# Requirements
Which lines contain the word "this"? Return each of them as written.
▬▬▬▬▬▬
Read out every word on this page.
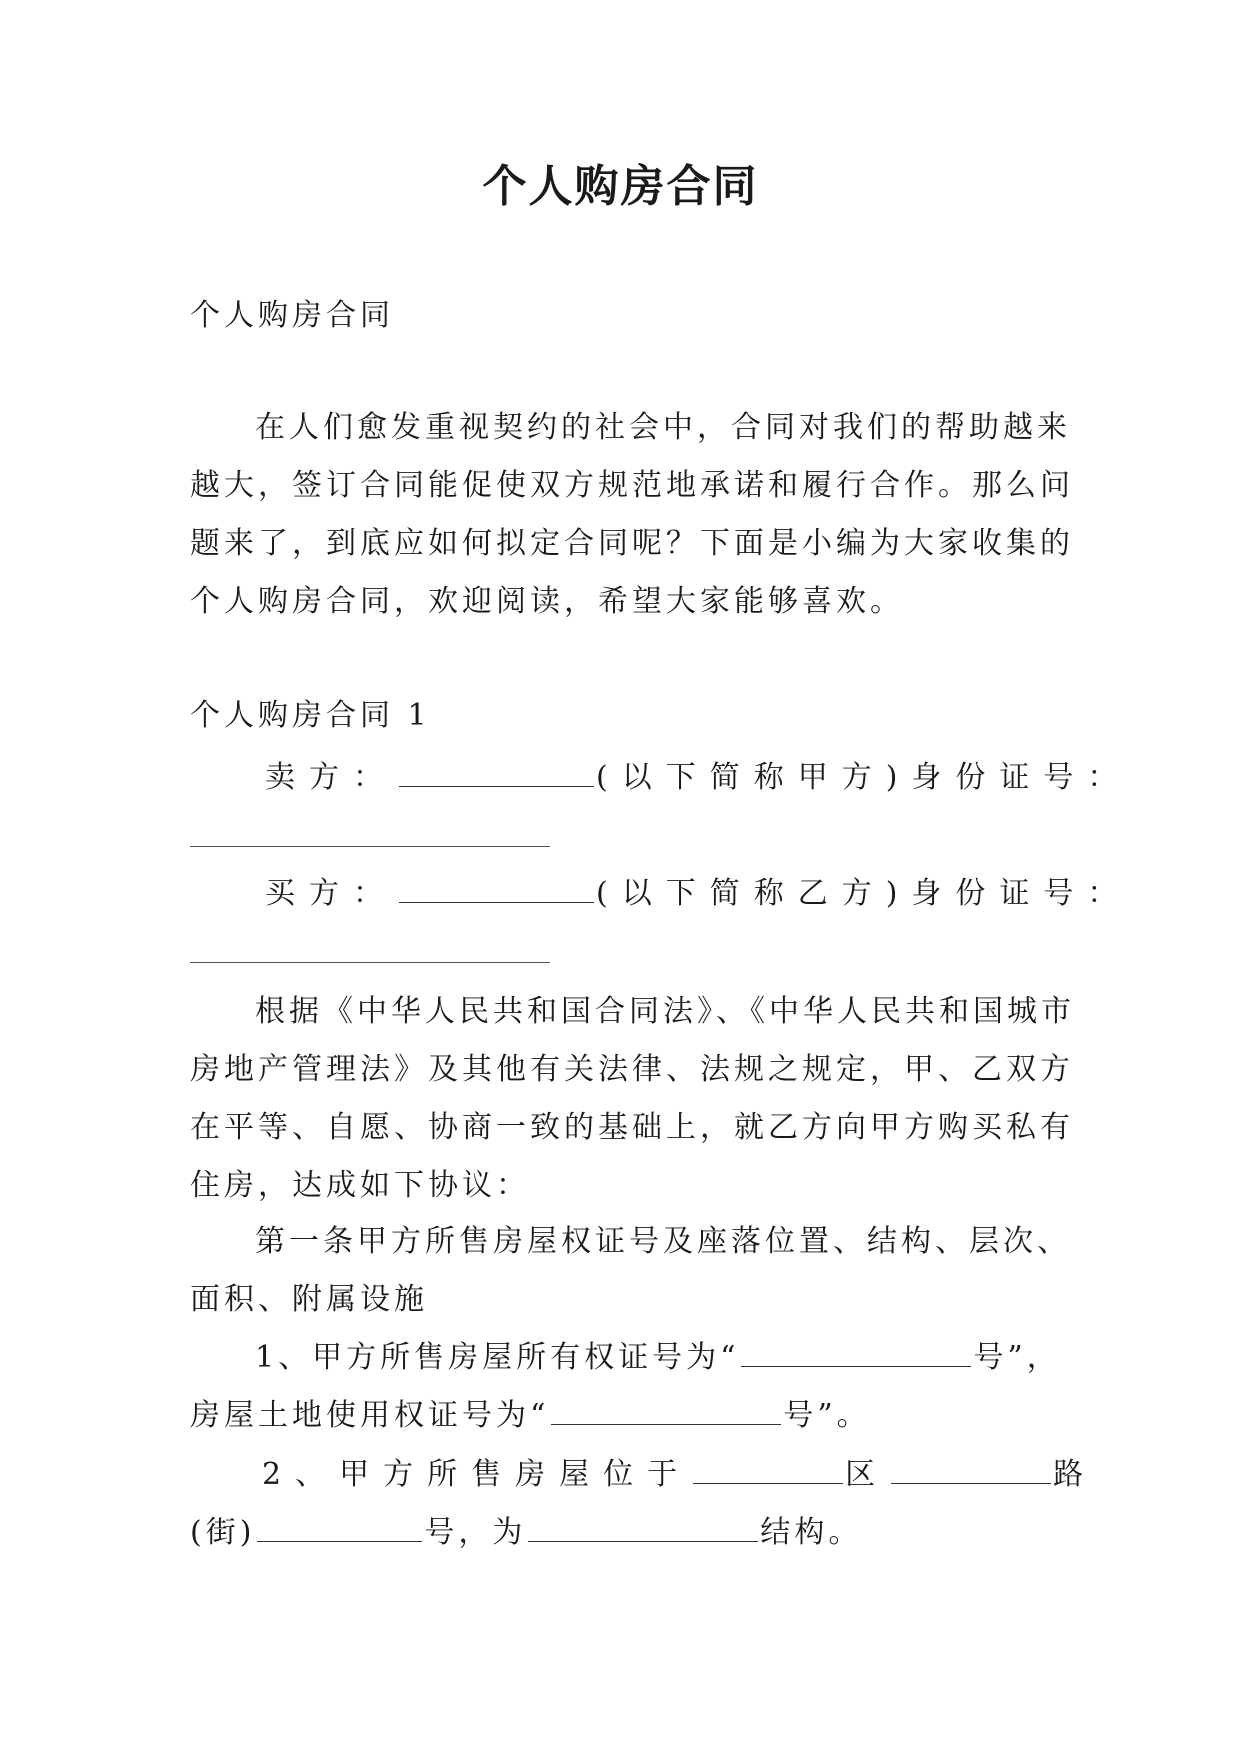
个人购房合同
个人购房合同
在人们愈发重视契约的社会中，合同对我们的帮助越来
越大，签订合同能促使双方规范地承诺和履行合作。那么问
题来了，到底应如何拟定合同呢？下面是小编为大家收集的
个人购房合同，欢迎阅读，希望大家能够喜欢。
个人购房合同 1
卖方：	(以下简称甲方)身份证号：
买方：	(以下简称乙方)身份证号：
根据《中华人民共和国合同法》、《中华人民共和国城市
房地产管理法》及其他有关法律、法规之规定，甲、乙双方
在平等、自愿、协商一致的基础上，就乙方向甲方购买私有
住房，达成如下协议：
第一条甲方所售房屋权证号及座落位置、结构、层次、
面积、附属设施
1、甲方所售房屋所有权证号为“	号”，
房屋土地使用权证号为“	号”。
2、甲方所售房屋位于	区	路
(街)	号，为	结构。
▬▬▬▬▬▬
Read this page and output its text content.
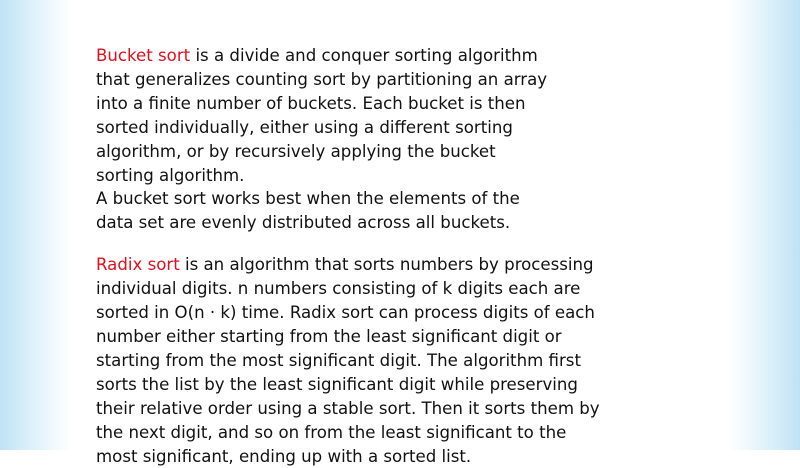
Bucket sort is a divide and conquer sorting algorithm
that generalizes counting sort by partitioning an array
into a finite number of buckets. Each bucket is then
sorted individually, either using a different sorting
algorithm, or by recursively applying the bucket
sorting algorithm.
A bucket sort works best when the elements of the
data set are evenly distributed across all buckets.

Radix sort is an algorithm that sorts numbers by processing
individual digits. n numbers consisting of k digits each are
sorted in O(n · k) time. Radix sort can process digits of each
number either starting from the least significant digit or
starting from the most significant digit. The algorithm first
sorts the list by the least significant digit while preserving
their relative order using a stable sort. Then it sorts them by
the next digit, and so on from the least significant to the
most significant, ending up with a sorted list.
▬▬▬▬▬▬
# Problem solution
Read out every word on this page.
Read this page and output its text content.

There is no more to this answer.